**WHAT THIS TASK INVOLVES**
Repeat the full listing below verbatim and keep the images out.

#### DATA FOR THE TASK

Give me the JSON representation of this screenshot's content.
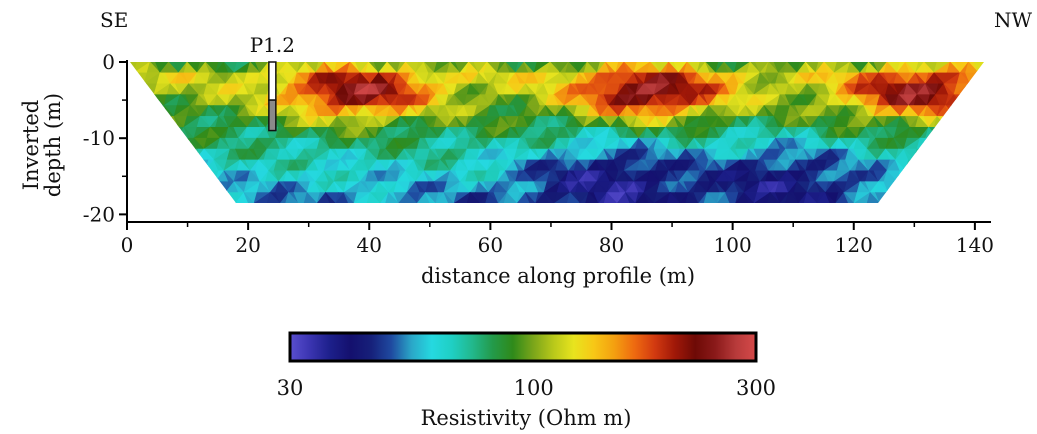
{
  "chart_data": {
    "type": "heatmap",
    "title": "",
    "xlabel": "distance along profile (m)",
    "ylabel_lines": [
      "Inverted",
      "depth (m)"
    ],
    "x_ticks": [
      0,
      20,
      40,
      60,
      80,
      100,
      120,
      140
    ],
    "y_ticks": [
      0,
      -10,
      -20
    ],
    "xlim": [
      0,
      142
    ],
    "ylim": [
      -21,
      0
    ],
    "corner_labels": {
      "left": "SE",
      "right": "NW"
    },
    "borehole": {
      "label": "P1.2",
      "x": 24,
      "depth_top": 0,
      "depth_bottom": -9
    },
    "section_outline": {
      "top_left_x": 0.5,
      "top_right_x": 141.5,
      "top_depth": 0,
      "bottom_left_x": 18,
      "bottom_right_x": 124,
      "bottom_depth": -18.5
    },
    "anomalies": [
      {
        "kind": "conductive",
        "center_x": 80,
        "center_depth": -16,
        "resistivity": 35
      },
      {
        "kind": "conductive",
        "center_x": 108,
        "center_depth": -16,
        "resistivity": 38
      },
      {
        "kind": "resistive",
        "center_x": 86,
        "center_depth": -4,
        "resistivity": 290
      },
      {
        "kind": "resistive",
        "center_x": 38,
        "center_depth": -4,
        "resistivity": 270
      },
      {
        "kind": "resistive",
        "center_x": 131,
        "center_depth": -4,
        "resistivity": 270
      }
    ],
    "colorbar": {
      "label": "Resistivity (Ohm m)",
      "scale": "log",
      "min": 30,
      "max": 300,
      "tick_labels": [
        "30",
        "100",
        "300"
      ],
      "tick_values": [
        30,
        100,
        300
      ],
      "colors": [
        "#5a4fd0",
        "#3a34b0",
        "#1c1f8a",
        "#14106e",
        "#16207a",
        "#1f4aa0",
        "#2aa7c8",
        "#25d9e0",
        "#1fcfc3",
        "#22b88c",
        "#239a4a",
        "#2f8a1a",
        "#7aa51a",
        "#b8c81a",
        "#e8e41e",
        "#f7c716",
        "#f4a010",
        "#ee6a10",
        "#d23a10",
        "#a01808",
        "#6e0a06",
        "#8b1a1a",
        "#b73a3a",
        "#d64a4a"
      ]
    }
  }
}
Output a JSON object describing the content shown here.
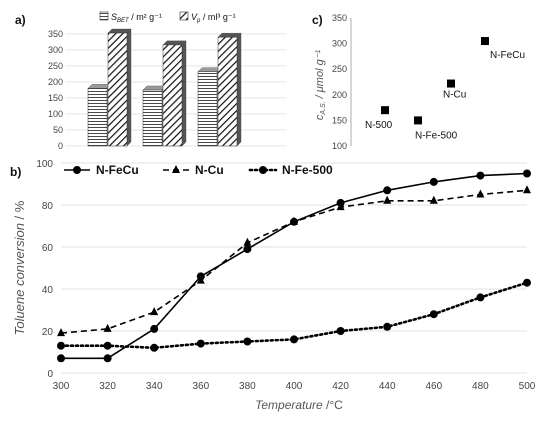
{
  "panels": {
    "a": "a)",
    "b": "b)",
    "c": "c)"
  },
  "chart_data": [
    {
      "type": "bar",
      "panel": "a)",
      "categories": [
        "",
        "",
        "",
        ""
      ],
      "series": [
        {
          "name": "S_BET / m² g⁻¹",
          "symbol": "S",
          "subscript": "BET",
          "unit": " / m² g⁻¹",
          "pattern": "horizontal-lines",
          "values": [
            180,
            175,
            232,
            null
          ]
        },
        {
          "name": "V_p / ml³ g⁻¹",
          "symbol": "V",
          "subscript": "p",
          "unit": " / ml³ g⁻¹",
          "pattern": "diagonal-lines",
          "values": [
            353,
            316,
            340,
            null
          ]
        }
      ],
      "ylim": [
        0,
        350
      ],
      "yticks": [
        "0",
        "50",
        "100",
        "150",
        "200",
        "250",
        "300",
        "350"
      ],
      "grid": true,
      "legend": "top"
    },
    {
      "type": "scatter",
      "panel": "c)",
      "points": [
        {
          "label": "N-500",
          "value": 170
        },
        {
          "label": "N-Fe-500",
          "value": 150
        },
        {
          "label": "N-Cu",
          "value": 222
        },
        {
          "label": "N-FeCu",
          "value": 305
        }
      ],
      "ylabel_main": "c",
      "ylabel_sub": "A.S.",
      "ylabel_unit": " / μmol g⁻¹",
      "ylim": [
        100,
        350
      ],
      "yticks": [
        "100",
        "150",
        "200",
        "250",
        "300",
        "350"
      ],
      "marker": "square",
      "color": "#000000"
    },
    {
      "type": "line",
      "panel": "b)",
      "x": [
        300,
        320,
        340,
        360,
        380,
        400,
        420,
        440,
        460,
        480,
        500
      ],
      "series": [
        {
          "name": "N-FeCu",
          "style": "solid",
          "marker": "circle",
          "values": [
            7,
            7,
            21,
            46,
            59,
            72,
            81,
            87,
            91,
            94,
            95
          ]
        },
        {
          "name": "N-Cu",
          "style": "dashed",
          "marker": "triangle",
          "values": [
            19,
            21,
            29,
            44,
            62,
            72,
            79,
            82,
            82,
            85,
            87
          ]
        },
        {
          "name": "N-Fe-500",
          "style": "dotted",
          "marker": "circle",
          "values": [
            13,
            13,
            12,
            14,
            15,
            16,
            20,
            22,
            28,
            36,
            43
          ]
        }
      ],
      "xlabel": "Temperature",
      "xlabel_unit": " /°C",
      "ylabel": "Toluene conversion",
      "ylabel_unit": " / %",
      "xlim": [
        300,
        500
      ],
      "ylim": [
        0,
        100
      ],
      "xticks": [
        "300",
        "320",
        "340",
        "360",
        "380",
        "400",
        "420",
        "440",
        "460",
        "480",
        "500"
      ],
      "yticks": [
        "0",
        "20",
        "40",
        "60",
        "80",
        "100"
      ],
      "grid": true,
      "legend": "top"
    }
  ]
}
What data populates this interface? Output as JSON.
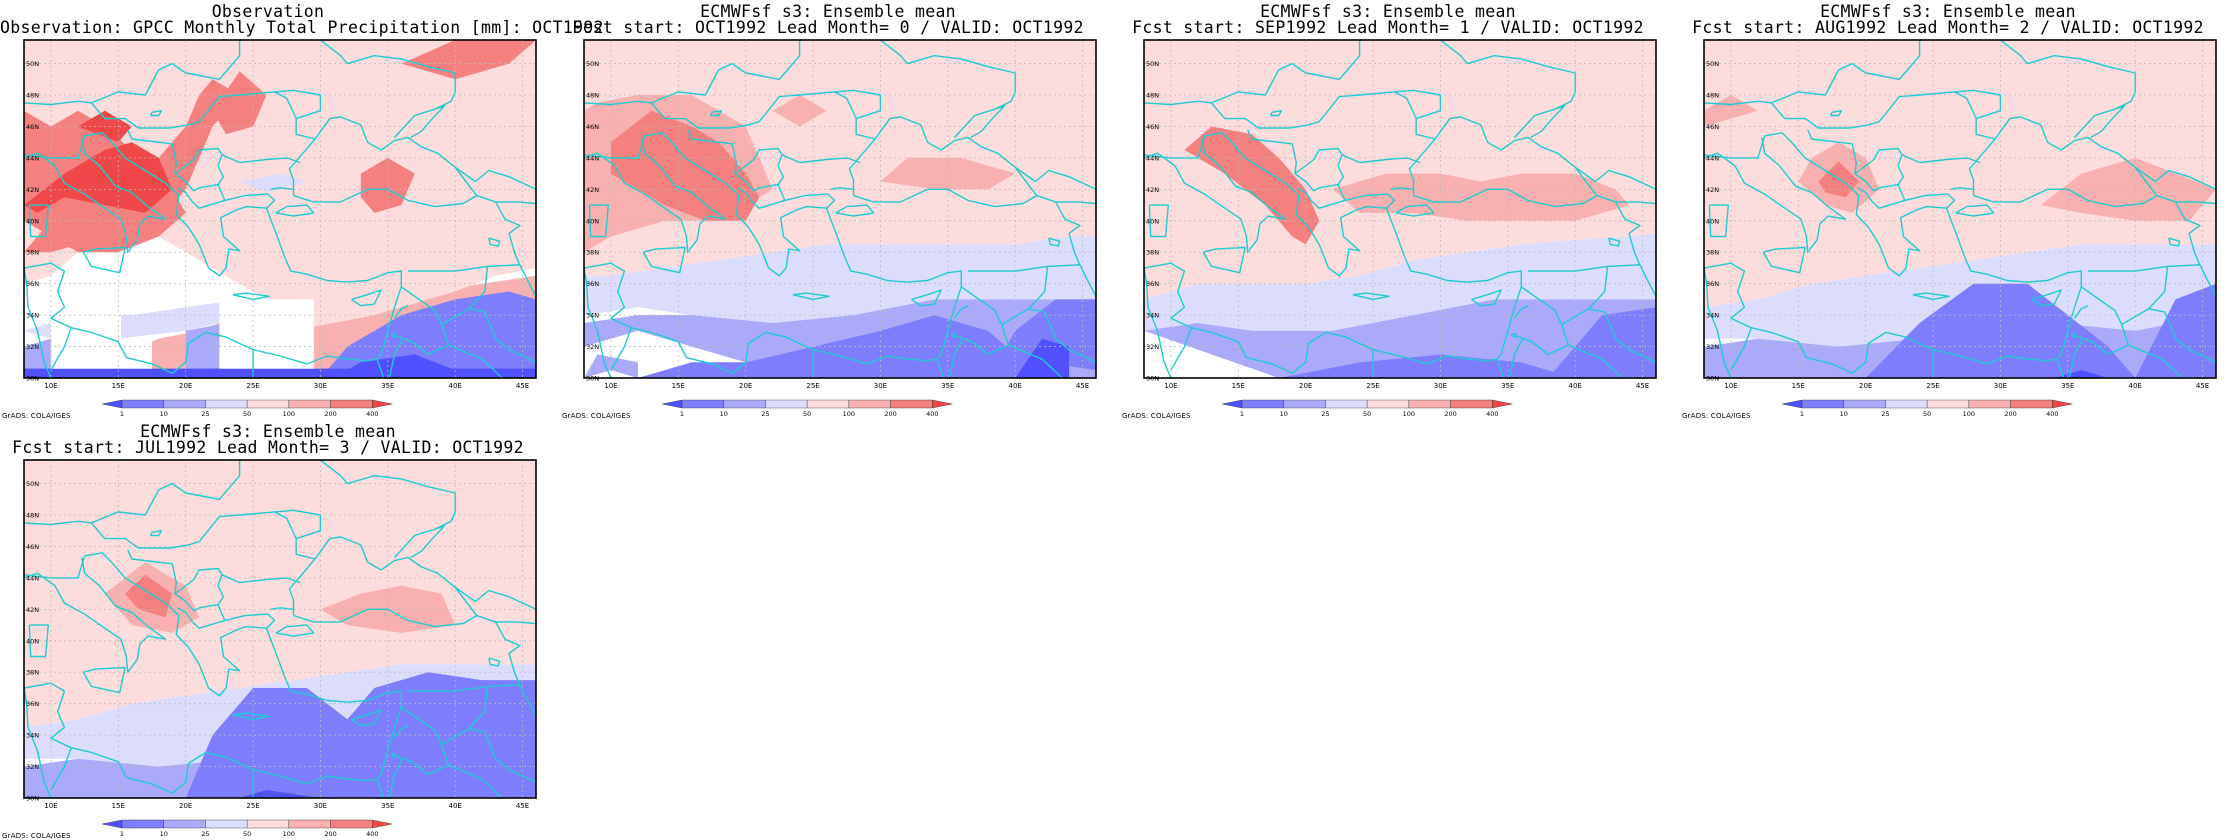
{
  "panels": [
    {
      "title1": "Observation",
      "title2": "Observation: GPCC Monthly Total Precipitation [mm]: OCT1992",
      "field": "obs"
    },
    {
      "title1": "ECMWFsf s3: Ensemble mean",
      "title2": "Fcst start: OCT1992  Lead Month= 0 / VALID: OCT1992",
      "field": "f0"
    },
    {
      "title1": "ECMWFsf s3: Ensemble mean",
      "title2": "Fcst start: SEP1992  Lead Month= 1 / VALID: OCT1992",
      "field": "f1"
    },
    {
      "title1": "ECMWFsf s3: Ensemble mean",
      "title2": "Fcst start: AUG1992  Lead Month= 2 / VALID: OCT1992",
      "field": "f2"
    },
    {
      "title1": "ECMWFsf s3: Ensemble mean",
      "title2": "Fcst start: JUL1992  Lead Month= 3 / VALID: OCT1992",
      "field": "f3"
    }
  ],
  "map": {
    "lat_labels": [
      "30N",
      "32N",
      "34N",
      "36N",
      "38N",
      "40N",
      "42N",
      "44N",
      "46N",
      "48N",
      "50N"
    ],
    "lon_labels": [
      "10E",
      "15E",
      "20E",
      "25E",
      "30E",
      "35E",
      "40E",
      "45E"
    ],
    "lon_range": [
      8,
      46
    ],
    "lat_range": [
      30,
      51.5
    ],
    "coastline_color": "#1ecbd0",
    "grid": true
  },
  "legend": {
    "labels": [
      "1",
      "10",
      "25",
      "50",
      "100",
      "200",
      "400"
    ],
    "colors": [
      "#5050ff",
      "#7e7efc",
      "#aaaaf8",
      "#dcdcfc",
      "#fcdcdc",
      "#f8b0b0",
      "#f58080",
      "#f04848"
    ]
  },
  "credit": "GrADS: COLA/IGES"
}
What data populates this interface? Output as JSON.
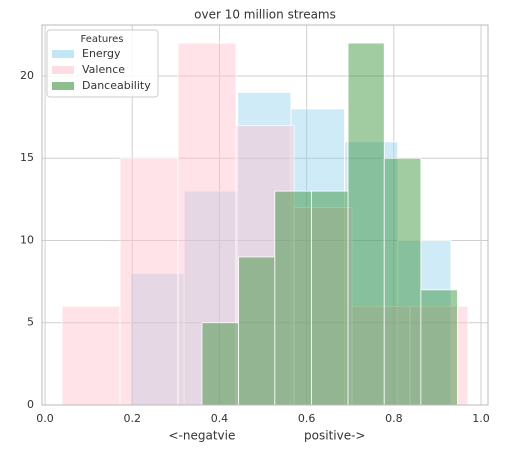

########

**OUTPUT OF THE TASK**
Give me the JSON representation of this screenshot's content.
{
  "chart_data": {
    "type": "heatmap",
    "title": "",
    "xlabel": "distance along profile (m)",
    "ylabel_lines": [
      "Inverted",
      "depth (m)"
    ],
    "x_ticks": [
      0,
      20,
      40,
      60,
      80,
      100,
      120,
      140
    ],
    "y_ticks": [
      0,
      -10,
      -20
    ],
    "xlim": [
      0,
      142
    ],
    "ylim": [
      -21,
      0
    ],
    "corner_labels": {
      "left": "SE",
      "right": "NW"
    },
    "borehole": {
      "label": "P1.2",
      "x": 24,
      "depth_top": 0,
      "depth_bottom": -9
    },
    "section_outline": {
      "top_left_x": 0.5,
      "top_right_x": 141.5,
      "top_depth": 0,
      "bottom_left_x": 18,
      "bottom_right_x": 124,
      "bottom_depth": -18.5
    },
    "anomalies": [
      {
        "kind": "conductive",
        "center_x": 80,
        "center_depth": -16,
        "resistivity": 35
      },
      {
        "kind": "conductive",
        "center_x": 108,
        "center_depth": -16,
        "resistivity": 38
      },
      {
        "kind": "resistive",
        "center_x": 86,
        "center_depth": -4,
        "resistivity": 290
      },
      {
        "kind": "resistive",
        "center_x": 38,
        "center_depth": -4,
        "resistivity": 270
      },
      {
        "kind": "resistive",
        "center_x": 131,
        "center_depth": -4,
        "resistivity": 270
      }
    ],
    "colorbar": {
      "label": "Resistivity (Ohm m)",
      "scale": "log",
      "min": 30,
      "max": 300,
      "tick_labels": [
        "30",
        "100",
        "300"
      ],
      "tick_values": [
        30,
        100,
        300
      ],
      "colors": [
        "#5a4fd0",
        "#3a34b0",
        "#1c1f8a",
        "#14106e",
        "#16207a",
        "#1f4aa0",
        "#2aa7c8",
        "#25d9e0",
        "#1fcfc3",
        "#22b88c",
        "#239a4a",
        "#2f8a1a",
        "#7aa51a",
        "#b8c81a",
        "#e8e41e",
        "#f7c716",
        "#f4a010",
        "#ee6a10",
        "#d23a10",
        "#a01808",
        "#6e0a06",
        "#8b1a1a",
        "#b73a3a",
        "#d64a4a"
      ]
    }
  }
}
Output a JSON object describing the content shown here.
{
  "panels": {
    "a": "a)",
    "b": "b)",
    "c": "c)"
  },
  "chart_data": [
    {
      "type": "bar",
      "panel": "a)",
      "categories": [
        "",
        "",
        "",
        ""
      ],
      "series": [
        {
          "name": "S_BET / m² g⁻¹",
          "symbol": "S",
          "subscript": "BET",
          "unit": " / m² g⁻¹",
          "pattern": "horizontal-lines",
          "values": [
            180,
            175,
            232,
            null
          ]
        },
        {
          "name": "V_p / ml³ g⁻¹",
          "symbol": "V",
          "subscript": "p",
          "unit": " / ml³ g⁻¹",
          "pattern": "diagonal-lines",
          "values": [
            353,
            316,
            340,
            null
          ]
        }
      ],
      "ylim": [
        0,
        350
      ],
      "yticks": [
        "0",
        "50",
        "100",
        "150",
        "200",
        "250",
        "300",
        "350"
      ],
      "grid": true,
      "legend": "top"
    },
    {
      "type": "scatter",
      "panel": "c)",
      "points": [
        {
          "label": "N-500",
          "value": 170
        },
        {
          "label": "N-Fe-500",
          "value": 150
        },
        {
          "label": "N-Cu",
          "value": 222
        },
        {
          "label": "N-FeCu",
          "value": 305
        }
      ],
      "ylabel_main": "c",
      "ylabel_sub": "A.S.",
      "ylabel_unit": " / μmol g⁻¹",
      "ylim": [
        100,
        350
      ],
      "yticks": [
        "100",
        "150",
        "200",
        "250",
        "300",
        "350"
      ],
      "marker": "square",
      "color": "#000000"
    },
    {
      "type": "line",
      "panel": "b)",
      "x": [
        300,
        320,
        340,
        360,
        380,
        400,
        420,
        440,
        460,
        480,
        500
      ],
      "series": [
        {
          "name": "N-FeCu",
          "style": "solid",
          "marker": "circle",
          "values": [
            7,
            7,
            21,
            46,
            59,
            72,
            81,
            87,
            91,
            94,
            95
          ]
        },
        {
          "name": "N-Cu",
          "style": "dashed",
          "marker": "triangle",
          "values": [
            19,
            21,
            29,
            44,
            62,
            72,
            79,
            82,
            82,
            85,
            87
          ]
        },
        {
          "name": "N-Fe-500",
          "style": "dotted",
          "marker": "circle",
          "values": [
            13,
            13,
            12,
            14,
            15,
            16,
            20,
            22,
            28,
            36,
            43
          ]
        }
      ],
      "xlabel": "Temperature",
      "xlabel_unit": " /°C",
      "ylabel": "Toluene conversion",
      "ylabel_unit": " / %",
      "xlim": [
        300,
        500
      ],
      "ylim": [
        0,
        100
      ],
      "xticks": [
        "300",
        "320",
        "340",
        "360",
        "380",
        "400",
        "420",
        "440",
        "460",
        "480",
        "500"
      ],
      "yticks": [
        "0",
        "20",
        "40",
        "60",
        "80",
        "100"
      ],
      "grid": true,
      "legend": "top"
    }
  ]
}
What data populates this interface? Output as JSON.
{
  "panels": [
    {
      "title1": "Observation",
      "title2": "Observation: GPCC Monthly Total Precipitation [mm]: OCT1992",
      "field": "obs"
    },
    {
      "title1": "ECMWFsf s3: Ensemble mean",
      "title2": "Fcst start: OCT1992  Lead Month= 0 / VALID: OCT1992",
      "field": "f0"
    },
    {
      "title1": "ECMWFsf s3: Ensemble mean",
      "title2": "Fcst start: SEP1992  Lead Month= 1 / VALID: OCT1992",
      "field": "f1"
    },
    {
      "title1": "ECMWFsf s3: Ensemble mean",
      "title2": "Fcst start: AUG1992  Lead Month= 2 / VALID: OCT1992",
      "field": "f2"
    },
    {
      "title1": "ECMWFsf s3: Ensemble mean",
      "title2": "Fcst start: JUL1992  Lead Month= 3 / VALID: OCT1992",
      "field": "f3"
    }
  ],
  "map": {
    "lat_labels": [
      "30N",
      "32N",
      "34N",
      "36N",
      "38N",
      "40N",
      "42N",
      "44N",
      "46N",
      "48N",
      "50N"
    ],
    "lon_labels": [
      "10E",
      "15E",
      "20E",
      "25E",
      "30E",
      "35E",
      "40E",
      "45E"
    ],
    "lon_range": [
      8,
      46
    ],
    "lat_range": [
      30,
      51.5
    ],
    "coastline_color": "#1ecbd0",
    "grid": true
  },
  "legend": {
    "labels": [
      "1",
      "10",
      "25",
      "50",
      "100",
      "200",
      "400"
    ],
    "colors": [
      "#5050ff",
      "#7e7efc",
      "#aaaaf8",
      "#dcdcfc",
      "#fcdcdc",
      "#f8b0b0",
      "#f58080",
      "#f04848"
    ]
  },
  "credit": "GrADS: COLA/IGES"
}
What data populates this interface? Output as JSON.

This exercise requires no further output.